EXERCISE INSTRUCTIONS >> Pull out every line below that holds the word "notitie".
===== MATERIAL FOR THIS EXERCISE
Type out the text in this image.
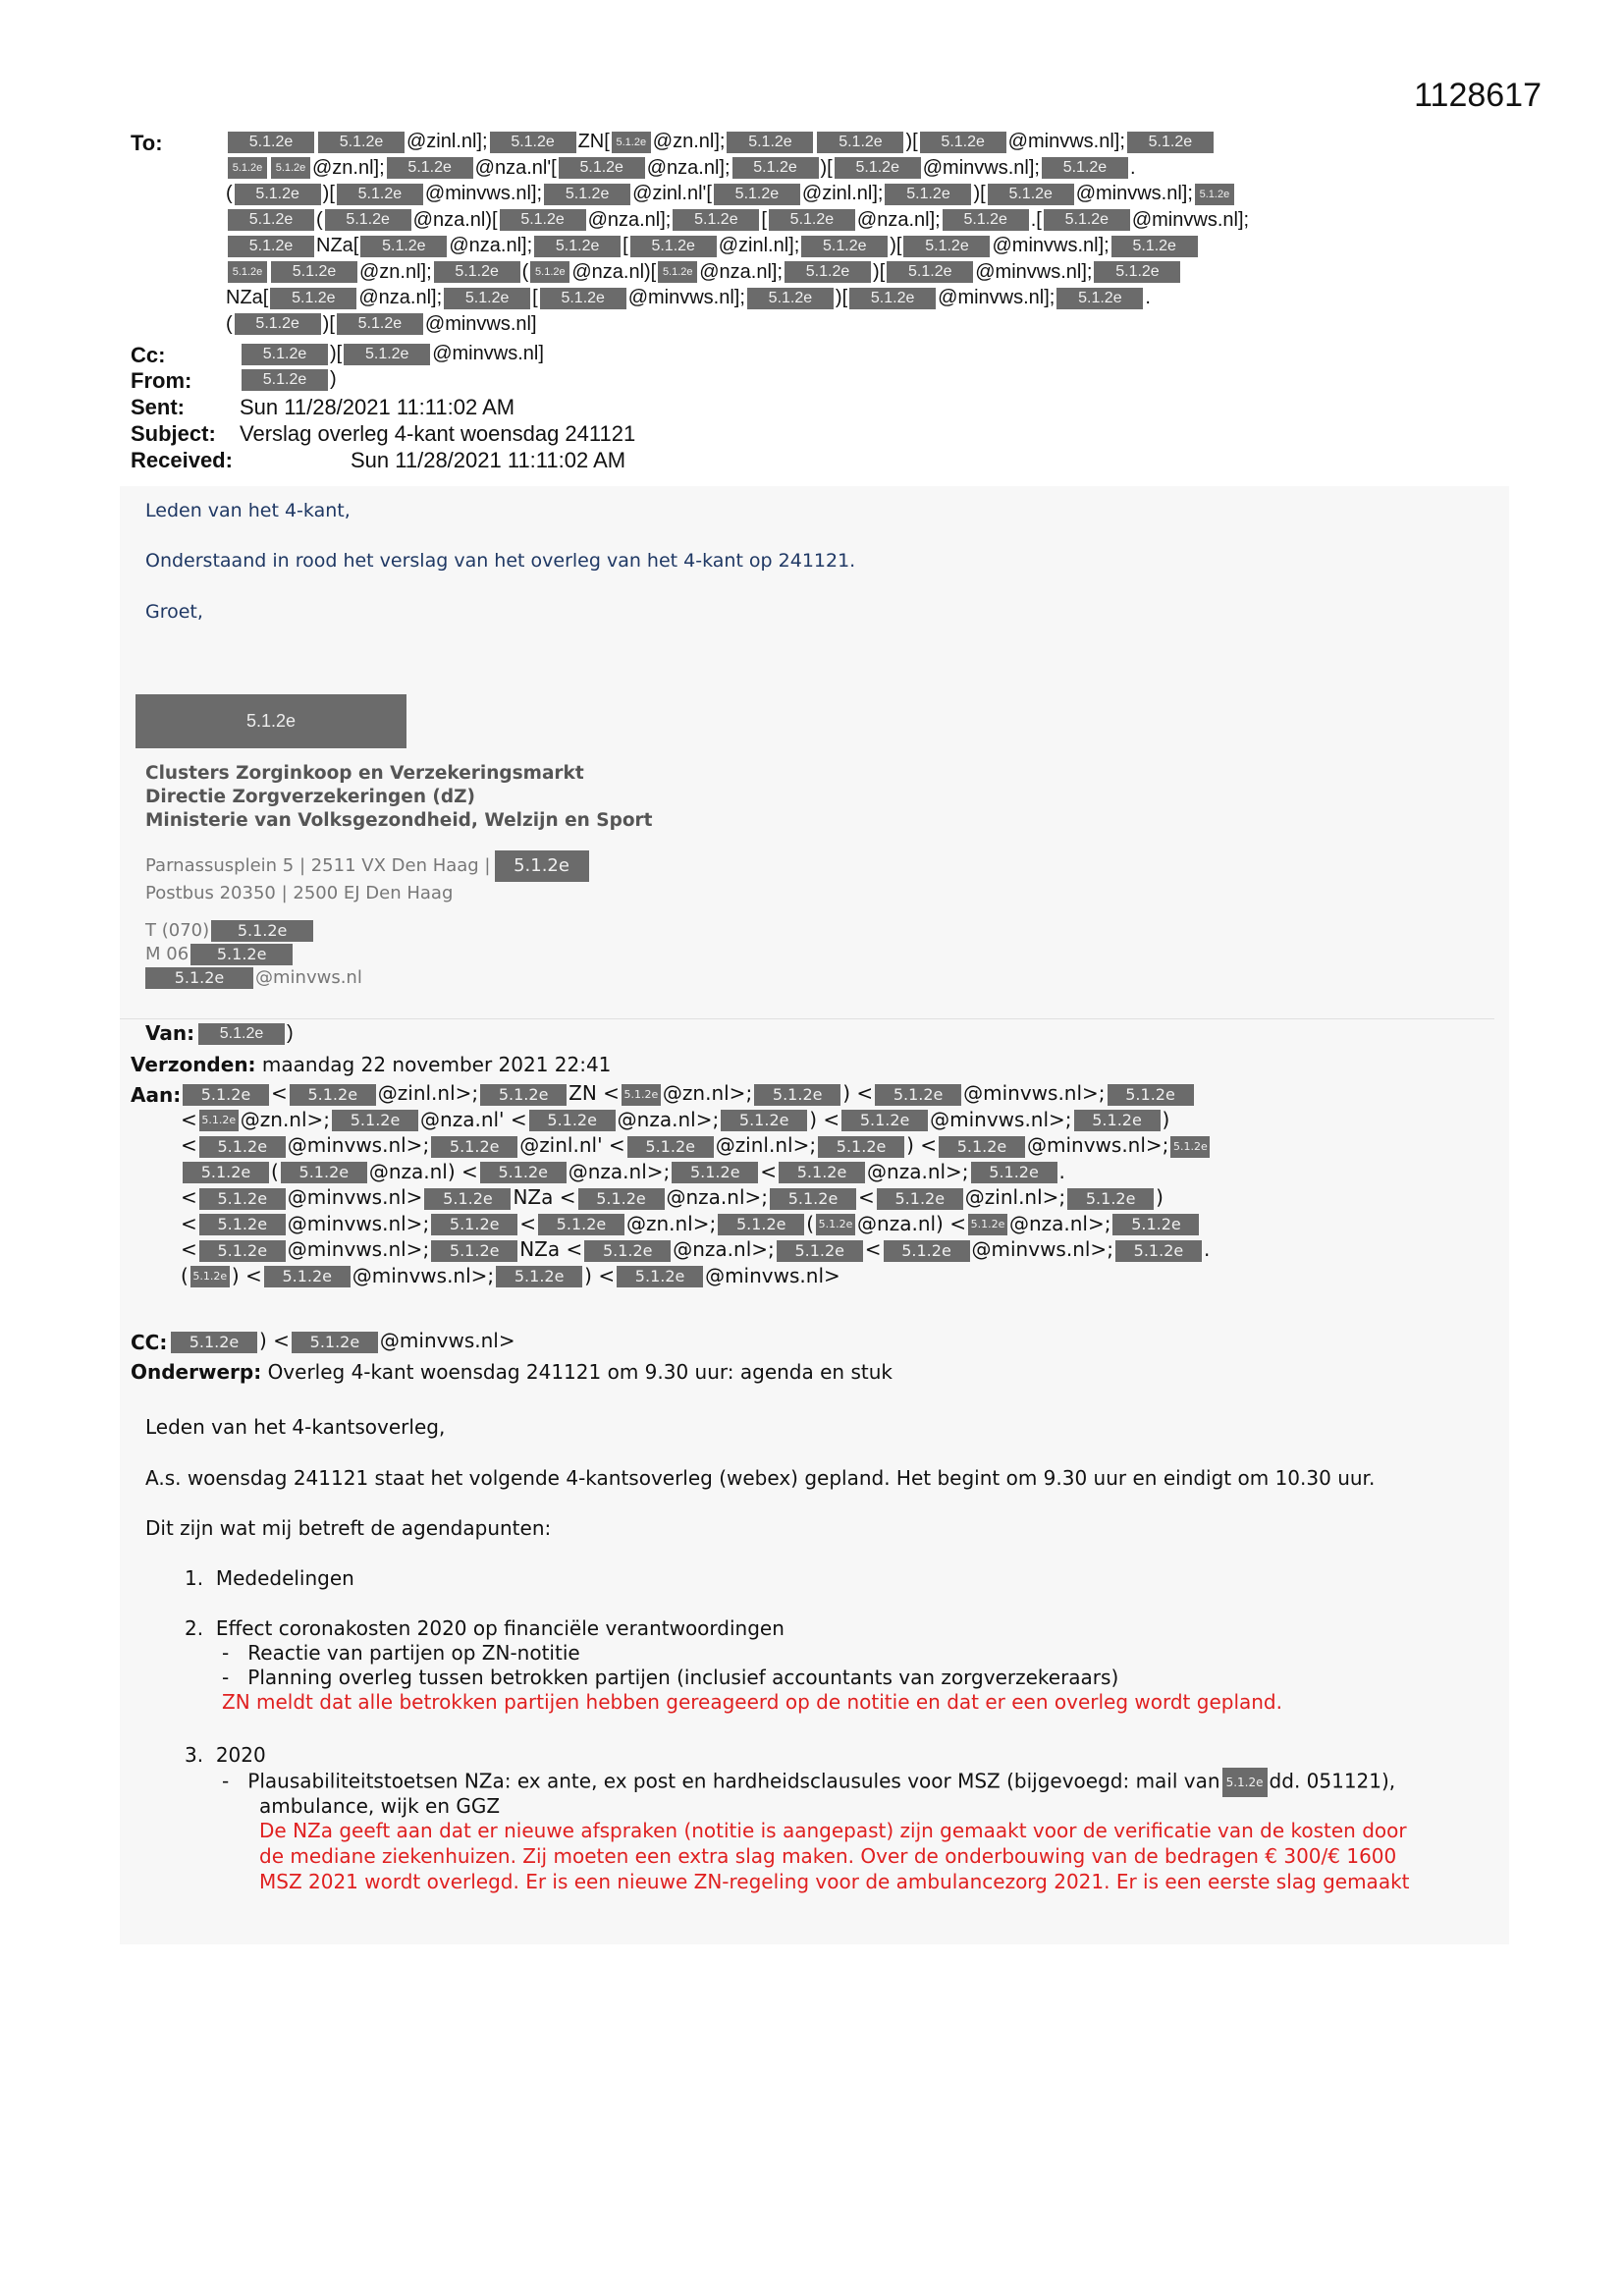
1128617
To:	5.1.2e	5.1.2e @zinl.nl]; 5.1.2e ZN[ 5.1.2e @zn.nl]; 5.1.2e	5.1.2e )[ 5.1.2e @minvws.nl]; 5.1.2e
5.1.2e 5.1.2e @zn.nl]; 5.1.2e @nza.nl'[ 5.1.2e @nza.nl]; 5.1.2e )[ 5.1.2e @minvws.nl]; 5.1.2e .
( 5.1.2e )[ 5.1.2e @minvws.nl]; 5.1.2e @zinl.nl'[ 5.1.2e @zinl.nl]; 5.1.2e )[ 5.1.2e @minvws.nl]; 5.1.2e
5.1.2e ( 5.1.2e @nza.nl)[ 5.1.2e @nza.nl]; 5.1.2e [ 5.1.2e @nza.nl]; 5.1.2e .[ 5.1.2e @minvws.nl];
5.1.2e NZa[ 5.1.2e @nza.nl]; 5.1.2e [ 5.1.2e @zinl.nl]; 5.1.2e )[ 5.1.2e @minvws.nl]; 5.1.2e
5.1.2e 5.1.2e @zn.nl]; 5.1.2e ( 5.1.2e @nza.nl)[ 5.1.2e @nza.nl]; 5.1.2e )[ 5.1.2e @minvws.nl]; 5.1.2e
NZa[ 5.1.2e @nza.nl]; 5.1.2e [ 5.1.2e @minvws.nl]; 5.1.2e )[ 5.1.2e @minvws.nl]; 5.1.2e .
( 5.1.2e )[ 5.1.2e @minvws.nl]
Cc:	5.1.2e )[ 5.1.2e @minvws.nl]
From:	5.1.2e )
Sent:	Sun 11/28/2021 11:11:02 AM
Subject: Verslag overleg 4-kant woensdag 241121
Received:	Sun 11/28/2021 11:11:02 AM
Leden van het 4-kant,
Onderstaand in rood het verslag van het overleg van het 4-kant op 241121.
Groet,
5.1.2e
Clusters Zorginkoop en Verzekeringsmarkt
Directie Zorgverzekeringen (dZ)
Ministerie van Volksgezondheid, Welzijn en Sport
Parnassusplein 5 | 2511 VX Den Haag | 5.1.2e
Postbus 20350 | 2500 EJ Den Haag
T (070) 5.1.2e
M 06 5.1.2e
5.1.2e @minvws.nl
Van:	5.1.2e )
Verzonden: maandag 22 november 2021 22:41
Aan:	5.1.2e < 5.1.2e @zinl.nl>; 5.1.2e ZN < 5.1.2e @zn.nl>; 5.1.2e ) < 5.1.2e @minvws.nl>; 5.1.2e
< 5.1.2e @zn.nl>; 5.1.2e @nza.nl' < 5.1.2e @nza.nl>; 5.1.2e ) < 5.1.2e @minvws.nl>; 5.1.2e )
< 5.1.2e @minvws.nl>; 5.1.2e @zinl.nl' < 5.1.2e @zinl.nl>; 5.1.2e ) < 5.1.2e @minvws.nl>; 5.1.2e
5.1.2e ( 5.1.2e @nza.nl) < 5.1.2e @nza.nl>; 5.1.2e < 5.1.2e @nza.nl>; 5.1.2e .
< 5.1.2e @minvws.nl> 5.1.2e NZa < 5.1.2e @nza.nl>; 5.1.2e < 5.1.2e @zinl.nl>; 5.1.2e )
< 5.1.2e @minvws.nl>; 5.1.2e < 5.1.2e @zn.nl>; 5.1.2e ( 5.1.2e @nza.nl) < 5.1.2e @nza.nl>; 5.1.2e
< 5.1.2e @minvws.nl>; 5.1.2e NZa < 5.1.2e @nza.nl>; 5.1.2e < 5.1.2e @minvws.nl>; 5.1.2e .
( 5.1.2e ) < 5.1.2e @minvws.nl>; 5.1.2e ) < 5.1.2e @minvws.nl>
CC:	5.1.2e ) < 5.1.2e @minvws.nl>
Onderwerp: Overleg 4-kant woensdag 241121 om 9.30 uur: agenda en stuk
Leden van het 4-kantsoverleg,
A.s. woensdag 241121 staat het volgende 4-kantsoverleg (webex) gepland. Het begint om 9.30 uur en eindigt om 10.30 uur.
Dit zijn wat mij betreft de agendapunten:
1. Mededelingen
2. Effect coronakosten 2020 op financiële verantwoordingen
-   Reactie van partijen op ZN-notitie
-   Planning overleg tussen betrokken partijen (inclusief accountants van zorgverzekeraars)
ZN meldt dat alle betrokken partijen hebben gereageerd op de notitie en dat er een overleg wordt gepland.
3. 2020
-   Plausabiliteitstoetsen NZa: ex ante, ex post en hardheidsclausules voor MSZ (bijgevoegd: mail van 5.1.2e dd. 051121),
ambulance, wijk en GGZ
De NZa geeft aan dat er nieuwe afspraken (notitie is aangepast) zijn gemaakt voor de verificatie van de kosten door
de mediane ziekenhuizen. Zij moeten een extra slag maken. Over de onderbouwing van de bedragen € 300/€ 1600
MSZ 2021 wordt overlegd. Er is een nieuwe ZN-regeling voor de ambulancezorg 2021. Er is een eerste slag gemaakt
==========
FULL SOLUTION >>
-   Reactie van partijen op ZN-notitie
ZN meldt dat alle betrokken partijen hebben gereageerd op de notitie en dat er een overleg wordt gepland.
De NZa geeft aan dat er nieuwe afspraken (notitie is aangepast) zijn gemaakt voor de verificatie van de kosten door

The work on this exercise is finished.